— Exercise materials —

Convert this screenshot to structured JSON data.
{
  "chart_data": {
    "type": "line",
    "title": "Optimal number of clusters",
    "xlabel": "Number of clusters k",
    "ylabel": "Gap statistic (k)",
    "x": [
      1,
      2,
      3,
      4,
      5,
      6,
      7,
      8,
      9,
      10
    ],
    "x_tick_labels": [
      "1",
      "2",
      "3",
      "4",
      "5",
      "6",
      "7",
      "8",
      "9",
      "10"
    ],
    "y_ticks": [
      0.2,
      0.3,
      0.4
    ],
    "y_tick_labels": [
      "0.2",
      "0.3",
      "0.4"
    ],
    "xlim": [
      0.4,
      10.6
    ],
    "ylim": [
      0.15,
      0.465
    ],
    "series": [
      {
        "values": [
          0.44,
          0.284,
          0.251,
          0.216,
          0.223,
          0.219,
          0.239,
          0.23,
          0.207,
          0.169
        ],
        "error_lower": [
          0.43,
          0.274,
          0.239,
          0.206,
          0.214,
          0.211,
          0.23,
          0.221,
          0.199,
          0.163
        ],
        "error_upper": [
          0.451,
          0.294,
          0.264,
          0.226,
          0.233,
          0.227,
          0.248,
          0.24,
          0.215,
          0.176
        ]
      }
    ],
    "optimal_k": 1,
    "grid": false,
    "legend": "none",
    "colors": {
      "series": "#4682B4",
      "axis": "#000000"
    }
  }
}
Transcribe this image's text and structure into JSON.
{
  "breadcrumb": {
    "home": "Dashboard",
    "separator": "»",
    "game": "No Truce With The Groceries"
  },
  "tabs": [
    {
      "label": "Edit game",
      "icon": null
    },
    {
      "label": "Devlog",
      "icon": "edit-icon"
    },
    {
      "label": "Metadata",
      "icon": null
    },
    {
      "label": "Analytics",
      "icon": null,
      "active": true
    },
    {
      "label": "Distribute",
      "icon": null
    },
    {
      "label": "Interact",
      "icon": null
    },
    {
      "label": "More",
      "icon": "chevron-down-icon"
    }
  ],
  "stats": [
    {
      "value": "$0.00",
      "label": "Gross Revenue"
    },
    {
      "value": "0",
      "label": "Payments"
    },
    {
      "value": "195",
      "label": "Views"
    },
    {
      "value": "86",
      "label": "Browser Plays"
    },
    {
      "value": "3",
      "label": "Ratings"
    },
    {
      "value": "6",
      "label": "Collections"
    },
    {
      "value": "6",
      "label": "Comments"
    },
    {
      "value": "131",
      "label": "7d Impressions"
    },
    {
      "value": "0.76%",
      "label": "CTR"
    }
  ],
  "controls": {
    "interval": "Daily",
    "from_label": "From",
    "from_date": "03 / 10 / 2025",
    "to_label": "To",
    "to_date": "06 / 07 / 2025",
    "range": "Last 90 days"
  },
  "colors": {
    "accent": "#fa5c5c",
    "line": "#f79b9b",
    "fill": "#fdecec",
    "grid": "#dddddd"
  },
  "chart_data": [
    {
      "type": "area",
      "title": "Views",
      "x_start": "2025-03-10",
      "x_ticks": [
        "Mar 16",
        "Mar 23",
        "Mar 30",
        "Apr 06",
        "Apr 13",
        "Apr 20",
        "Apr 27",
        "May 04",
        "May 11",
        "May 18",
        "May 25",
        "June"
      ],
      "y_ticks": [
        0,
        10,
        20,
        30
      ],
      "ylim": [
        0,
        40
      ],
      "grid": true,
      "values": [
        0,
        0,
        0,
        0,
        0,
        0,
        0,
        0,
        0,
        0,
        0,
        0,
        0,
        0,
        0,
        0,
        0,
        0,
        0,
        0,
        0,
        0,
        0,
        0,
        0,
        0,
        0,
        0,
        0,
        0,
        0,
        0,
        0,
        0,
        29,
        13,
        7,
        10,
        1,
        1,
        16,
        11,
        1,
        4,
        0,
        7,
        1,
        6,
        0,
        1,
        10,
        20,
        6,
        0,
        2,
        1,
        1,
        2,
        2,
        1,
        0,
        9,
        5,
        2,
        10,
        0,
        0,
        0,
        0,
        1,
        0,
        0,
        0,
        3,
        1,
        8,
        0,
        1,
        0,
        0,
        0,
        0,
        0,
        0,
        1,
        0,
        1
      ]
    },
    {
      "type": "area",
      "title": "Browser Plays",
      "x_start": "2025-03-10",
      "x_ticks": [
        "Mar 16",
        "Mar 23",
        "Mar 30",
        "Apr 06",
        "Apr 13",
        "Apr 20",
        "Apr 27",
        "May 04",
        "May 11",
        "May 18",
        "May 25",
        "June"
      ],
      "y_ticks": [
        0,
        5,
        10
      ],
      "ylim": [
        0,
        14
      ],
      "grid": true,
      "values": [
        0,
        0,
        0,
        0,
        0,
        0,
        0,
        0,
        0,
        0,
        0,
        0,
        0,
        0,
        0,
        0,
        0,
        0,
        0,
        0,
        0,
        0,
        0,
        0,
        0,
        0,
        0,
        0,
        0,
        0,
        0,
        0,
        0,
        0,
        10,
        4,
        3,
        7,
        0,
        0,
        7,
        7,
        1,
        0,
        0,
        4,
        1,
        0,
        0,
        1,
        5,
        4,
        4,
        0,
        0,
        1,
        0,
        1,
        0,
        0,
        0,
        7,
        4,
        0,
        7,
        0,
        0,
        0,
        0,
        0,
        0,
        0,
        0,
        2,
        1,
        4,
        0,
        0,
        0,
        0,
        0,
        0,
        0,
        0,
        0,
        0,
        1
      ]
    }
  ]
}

— What is needed —
Search the preceding listing for "grid" and extract every line where it is found.

— Written reply —
    "grid": false,
    "grid": "#dddddd"
      "grid": true,
      "grid": true,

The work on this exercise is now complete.